_Stated problem_: Each entry must be given again exactly; images do not belong in the copy.

_Provided records_:
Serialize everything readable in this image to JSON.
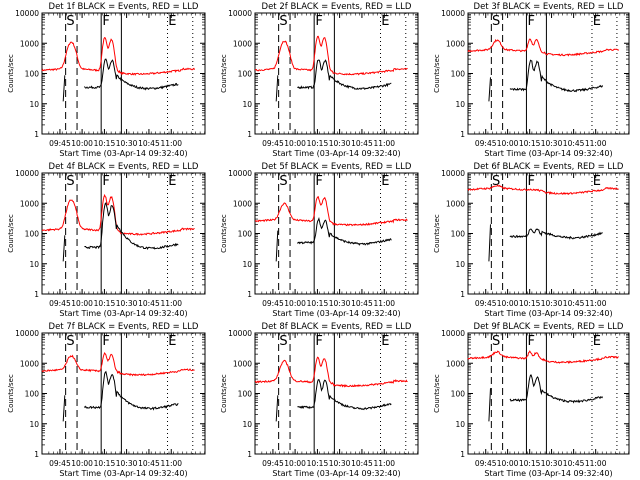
{
  "chart_data": [
    {
      "type": "line",
      "title": "Det 1f BLACK = Events, RED = LLD",
      "xlabel": "Start Time (03-Apr-14 09:32:40)",
      "ylabel": "Counts/sec",
      "yscale": "log",
      "ylim": [
        1,
        10000
      ],
      "xlim": [
        "09:32:40",
        "11:22:00"
      ],
      "y_ticks": [
        "1",
        "10",
        "100",
        "1000",
        "10000"
      ],
      "x_ticks": [
        "09:45",
        "10:00",
        "10:15",
        "10:30",
        "10:45",
        "11:00"
      ],
      "markers": [
        "S",
        "F",
        "E"
      ],
      "series": [
        {
          "color": "#000000",
          "base": 35,
          "peak1": 0,
          "peak2": 300
        },
        {
          "color": "#ff0000",
          "base": 150,
          "peak1": 1100,
          "peak2": 1500
        }
      ]
    },
    {
      "type": "line",
      "title": "Det 2f BLACK = Events, RED = LLD",
      "xlabel": "Start Time (03-Apr-14 09:32:40)",
      "ylabel": "Counts/sec",
      "yscale": "log",
      "ylim": [
        1,
        10000
      ],
      "xlim": [
        "09:32:40",
        "11:22:00"
      ],
      "y_ticks": [
        "1",
        "10",
        "100",
        "1000",
        "10000"
      ],
      "x_ticks": [
        "09:45",
        "10:00",
        "10:15",
        "10:30",
        "10:45",
        "11:00"
      ],
      "markers": [
        "S",
        "F",
        "E"
      ],
      "series": [
        {
          "color": "#000000",
          "base": 35,
          "peak1": 0,
          "peak2": 300
        },
        {
          "color": "#ff0000",
          "base": 150,
          "peak1": 1200,
          "peak2": 1700
        }
      ]
    },
    {
      "type": "line",
      "title": "Det 3f BLACK = Events, RED = LLD",
      "xlabel": "Start Time (03-Apr-14 09:32:40)",
      "ylabel": "Counts/sec",
      "yscale": "log",
      "ylim": [
        1,
        10000
      ],
      "xlim": [
        "09:32:40",
        "11:22:00"
      ],
      "y_ticks": [
        "1",
        "10",
        "100",
        "1000",
        "10000"
      ],
      "x_ticks": [
        "09:45",
        "10:00",
        "10:15",
        "10:30",
        "10:45",
        "11:00"
      ],
      "markers": [
        "S",
        "F",
        "E"
      ],
      "series": [
        {
          "color": "#000000",
          "base": 30,
          "peak1": 0,
          "peak2": 280
        },
        {
          "color": "#ff0000",
          "base": 650,
          "peak1": 1300,
          "peak2": 1500
        }
      ]
    },
    {
      "type": "line",
      "title": "Det 4f BLACK = Events, RED = LLD",
      "xlabel": "Start Time (03-Apr-14 09:32:40)",
      "ylabel": "Counts/sec",
      "yscale": "log",
      "ylim": [
        1,
        10000
      ],
      "xlim": [
        "09:32:40",
        "11:22:00"
      ],
      "y_ticks": [
        "1",
        "10",
        "100",
        "1000",
        "10000"
      ],
      "x_ticks": [
        "09:45",
        "10:00",
        "10:15",
        "10:30",
        "10:45",
        "11:00"
      ],
      "markers": [
        "S",
        "F",
        "E"
      ],
      "series": [
        {
          "color": "#000000",
          "base": 35,
          "peak1": 0,
          "peak2": 1000
        },
        {
          "color": "#ff0000",
          "base": 150,
          "peak1": 1300,
          "peak2": 1800
        }
      ]
    },
    {
      "type": "line",
      "title": "Det 5f BLACK = Events, RED = LLD",
      "xlabel": "Start Time (03-Apr-14 09:32:40)",
      "ylabel": "Counts/sec",
      "yscale": "log",
      "ylim": [
        1,
        10000
      ],
      "xlim": [
        "09:32:40",
        "11:22:00"
      ],
      "y_ticks": [
        "1",
        "10",
        "100",
        "1000",
        "10000"
      ],
      "x_ticks": [
        "09:45",
        "10:00",
        "10:15",
        "10:30",
        "10:45",
        "11:00"
      ],
      "markers": [
        "S",
        "F",
        "E"
      ],
      "series": [
        {
          "color": "#000000",
          "base": 50,
          "peak1": 0,
          "peak2": 300
        },
        {
          "color": "#ff0000",
          "base": 300,
          "peak1": 1000,
          "peak2": 1700
        }
      ]
    },
    {
      "type": "line",
      "title": "Det 6f BLACK = Events, RED = LLD",
      "xlabel": "Start Time (03-Apr-14 09:32:40)",
      "ylabel": "Counts/sec",
      "yscale": "log",
      "ylim": [
        1,
        10000
      ],
      "xlim": [
        "09:32:40",
        "11:22:00"
      ],
      "y_ticks": [
        "1",
        "10",
        "100",
        "1000",
        "10000"
      ],
      "x_ticks": [
        "09:45",
        "10:00",
        "10:15",
        "10:30",
        "10:45",
        "11:00"
      ],
      "markers": [
        "S",
        "F",
        "E"
      ],
      "series": [
        {
          "color": "#000000",
          "base": 80,
          "peak1": 0,
          "peak2": 150
        },
        {
          "color": "#ff0000",
          "base": 3300,
          "peak1": 4000,
          "peak2": 3500
        }
      ]
    },
    {
      "type": "line",
      "title": "Det 7f BLACK = Events, RED = LLD",
      "xlabel": "Start Time (03-Apr-14 09:32:40)",
      "ylabel": "Counts/sec",
      "yscale": "log",
      "ylim": [
        1,
        10000
      ],
      "xlim": [
        "09:32:40",
        "11:22:00"
      ],
      "y_ticks": [
        "1",
        "10",
        "100",
        "1000",
        "10000"
      ],
      "x_ticks": [
        "09:45",
        "10:00",
        "10:15",
        "10:30",
        "10:45",
        "11:00"
      ],
      "markers": [
        "S",
        "F",
        "E"
      ],
      "series": [
        {
          "color": "#000000",
          "base": 35,
          "peak1": 0,
          "peak2": 500
        },
        {
          "color": "#ff0000",
          "base": 650,
          "peak1": 1800,
          "peak2": 2200
        }
      ]
    },
    {
      "type": "line",
      "title": "Det 8f BLACK = Events, RED = LLD",
      "xlabel": "Start Time (03-Apr-14 09:32:40)",
      "ylabel": "Counts/sec",
      "yscale": "log",
      "ylim": [
        1,
        10000
      ],
      "xlim": [
        "09:32:40",
        "11:22:00"
      ],
      "y_ticks": [
        "1",
        "10",
        "100",
        "1000",
        "10000"
      ],
      "x_ticks": [
        "09:45",
        "10:00",
        "10:15",
        "10:30",
        "10:45",
        "11:00"
      ],
      "markers": [
        "S",
        "F",
        "E"
      ],
      "series": [
        {
          "color": "#000000",
          "base": 35,
          "peak1": 0,
          "peak2": 300
        },
        {
          "color": "#ff0000",
          "base": 280,
          "peak1": 1200,
          "peak2": 1600
        }
      ]
    },
    {
      "type": "line",
      "title": "Det 9f BLACK = Events, RED = LLD",
      "xlabel": "Start Time (03-Apr-14 09:32:40)",
      "ylabel": "Counts/sec",
      "yscale": "log",
      "ylim": [
        1,
        10000
      ],
      "xlim": [
        "09:32:40",
        "11:22:00"
      ],
      "y_ticks": [
        "1",
        "10",
        "100",
        "1000",
        "10000"
      ],
      "x_ticks": [
        "09:45",
        "10:00",
        "10:15",
        "10:30",
        "10:45",
        "11:00"
      ],
      "markers": [
        "S",
        "F",
        "E"
      ],
      "series": [
        {
          "color": "#000000",
          "base": 60,
          "peak1": 0,
          "peak2": 400
        },
        {
          "color": "#ff0000",
          "base": 1700,
          "peak1": 2500,
          "peak2": 2700
        }
      ]
    }
  ]
}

_Output for this task_:
Serialize everything readable in this image to JSON.
{
  "chart_data": [
    {
      "type": "line",
      "title": "Det 1f BLACK = Events, RED = LLD",
      "xlabel": "Start Time (03-Apr-14 09:32:40)",
      "ylabel": "Counts/sec",
      "yscale": "log",
      "ylim": [
        1,
        10000
      ],
      "xlim": [
        "09:32:40",
        "11:22:00"
      ],
      "y_ticks": [
        "1",
        "10",
        "100",
        "1000",
        "10000"
      ],
      "x_ticks": [
        "09:45",
        "10:00",
        "10:15",
        "10:30",
        "10:45",
        "11:00"
      ],
      "markers": [
        "S",
        "F",
        "E"
      ],
      "series": [
        {
          "color": "#000000",
          "base": 35,
          "peak1": 0,
          "peak2": 300
        },
        {
          "color": "#ff0000",
          "base": 150,
          "peak1": 1100,
          "peak2": 1500
        }
      ]
    },
    {
      "type": "line",
      "title": "Det 2f BLACK = Events, RED = LLD",
      "xlabel": "Start Time (03-Apr-14 09:32:40)",
      "ylabel": "Counts/sec",
      "yscale": "log",
      "ylim": [
        1,
        10000
      ],
      "xlim": [
        "09:32:40",
        "11:22:00"
      ],
      "y_ticks": [
        "1",
        "10",
        "100",
        "1000",
        "10000"
      ],
      "x_ticks": [
        "09:45",
        "10:00",
        "10:15",
        "10:30",
        "10:45",
        "11:00"
      ],
      "markers": [
        "S",
        "F",
        "E"
      ],
      "series": [
        {
          "color": "#000000",
          "base": 35,
          "peak1": 0,
          "peak2": 300
        },
        {
          "color": "#ff0000",
          "base": 150,
          "peak1": 1200,
          "peak2": 1700
        }
      ]
    },
    {
      "type": "line",
      "title": "Det 3f BLACK = Events, RED = LLD",
      "xlabel": "Start Time (03-Apr-14 09:32:40)",
      "ylabel": "Counts/sec",
      "yscale": "log",
      "ylim": [
        1,
        10000
      ],
      "xlim": [
        "09:32:40",
        "11:22:00"
      ],
      "y_ticks": [
        "1",
        "10",
        "100",
        "1000",
        "10000"
      ],
      "x_ticks": [
        "09:45",
        "10:00",
        "10:15",
        "10:30",
        "10:45",
        "11:00"
      ],
      "markers": [
        "S",
        "F",
        "E"
      ],
      "series": [
        {
          "color": "#000000",
          "base": 30,
          "peak1": 0,
          "peak2": 280
        },
        {
          "color": "#ff0000",
          "base": 650,
          "peak1": 1300,
          "peak2": 1500
        }
      ]
    },
    {
      "type": "line",
      "title": "Det 4f BLACK = Events, RED = LLD",
      "xlabel": "Start Time (03-Apr-14 09:32:40)",
      "ylabel": "Counts/sec",
      "yscale": "log",
      "ylim": [
        1,
        10000
      ],
      "xlim": [
        "09:32:40",
        "11:22:00"
      ],
      "y_ticks": [
        "1",
        "10",
        "100",
        "1000",
        "10000"
      ],
      "x_ticks": [
        "09:45",
        "10:00",
        "10:15",
        "10:30",
        "10:45",
        "11:00"
      ],
      "markers": [
        "S",
        "F",
        "E"
      ],
      "series": [
        {
          "color": "#000000",
          "base": 35,
          "peak1": 0,
          "peak2": 1000
        },
        {
          "color": "#ff0000",
          "base": 150,
          "peak1": 1300,
          "peak2": 1800
        }
      ]
    },
    {
      "type": "line",
      "title": "Det 5f BLACK = Events, RED = LLD",
      "xlabel": "Start Time (03-Apr-14 09:32:40)",
      "ylabel": "Counts/sec",
      "yscale": "log",
      "ylim": [
        1,
        10000
      ],
      "xlim": [
        "09:32:40",
        "11:22:00"
      ],
      "y_ticks": [
        "1",
        "10",
        "100",
        "1000",
        "10000"
      ],
      "x_ticks": [
        "09:45",
        "10:00",
        "10:15",
        "10:30",
        "10:45",
        "11:00"
      ],
      "markers": [
        "S",
        "F",
        "E"
      ],
      "series": [
        {
          "color": "#000000",
          "base": 50,
          "peak1": 0,
          "peak2": 300
        },
        {
          "color": "#ff0000",
          "base": 300,
          "peak1": 1000,
          "peak2": 1700
        }
      ]
    },
    {
      "type": "line",
      "title": "Det 6f BLACK = Events, RED = LLD",
      "xlabel": "Start Time (03-Apr-14 09:32:40)",
      "ylabel": "Counts/sec",
      "yscale": "log",
      "ylim": [
        1,
        10000
      ],
      "xlim": [
        "09:32:40",
        "11:22:00"
      ],
      "y_ticks": [
        "1",
        "10",
        "100",
        "1000",
        "10000"
      ],
      "x_ticks": [
        "09:45",
        "10:00",
        "10:15",
        "10:30",
        "10:45",
        "11:00"
      ],
      "markers": [
        "S",
        "F",
        "E"
      ],
      "series": [
        {
          "color": "#000000",
          "base": 80,
          "peak1": 0,
          "peak2": 150
        },
        {
          "color": "#ff0000",
          "base": 3300,
          "peak1": 4000,
          "peak2": 3500
        }
      ]
    },
    {
      "type": "line",
      "title": "Det 7f BLACK = Events, RED = LLD",
      "xlabel": "Start Time (03-Apr-14 09:32:40)",
      "ylabel": "Counts/sec",
      "yscale": "log",
      "ylim": [
        1,
        10000
      ],
      "xlim": [
        "09:32:40",
        "11:22:00"
      ],
      "y_ticks": [
        "1",
        "10",
        "100",
        "1000",
        "10000"
      ],
      "x_ticks": [
        "09:45",
        "10:00",
        "10:15",
        "10:30",
        "10:45",
        "11:00"
      ],
      "markers": [
        "S",
        "F",
        "E"
      ],
      "series": [
        {
          "color": "#000000",
          "base": 35,
          "peak1": 0,
          "peak2": 500
        },
        {
          "color": "#ff0000",
          "base": 650,
          "peak1": 1800,
          "peak2": 2200
        }
      ]
    },
    {
      "type": "line",
      "title": "Det 8f BLACK = Events, RED = LLD",
      "xlabel": "Start Time (03-Apr-14 09:32:40)",
      "ylabel": "Counts/sec",
      "yscale": "log",
      "ylim": [
        1,
        10000
      ],
      "xlim": [
        "09:32:40",
        "11:22:00"
      ],
      "y_ticks": [
        "1",
        "10",
        "100",
        "1000",
        "10000"
      ],
      "x_ticks": [
        "09:45",
        "10:00",
        "10:15",
        "10:30",
        "10:45",
        "11:00"
      ],
      "markers": [
        "S",
        "F",
        "E"
      ],
      "series": [
        {
          "color": "#000000",
          "base": 35,
          "peak1": 0,
          "peak2": 300
        },
        {
          "color": "#ff0000",
          "base": 280,
          "peak1": 1200,
          "peak2": 1600
        }
      ]
    },
    {
      "type": "line",
      "title": "Det 9f BLACK = Events, RED = LLD",
      "xlabel": "Start Time (03-Apr-14 09:32:40)",
      "ylabel": "Counts/sec",
      "yscale": "log",
      "ylim": [
        1,
        10000
      ],
      "xlim": [
        "09:32:40",
        "11:22:00"
      ],
      "y_ticks": [
        "1",
        "10",
        "100",
        "1000",
        "10000"
      ],
      "x_ticks": [
        "09:45",
        "10:00",
        "10:15",
        "10:30",
        "10:45",
        "11:00"
      ],
      "markers": [
        "S",
        "F",
        "E"
      ],
      "series": [
        {
          "color": "#000000",
          "base": 60,
          "peak1": 0,
          "peak2": 400
        },
        {
          "color": "#ff0000",
          "base": 1700,
          "peak1": 2500,
          "peak2": 2700
        }
      ]
    }
  ]
}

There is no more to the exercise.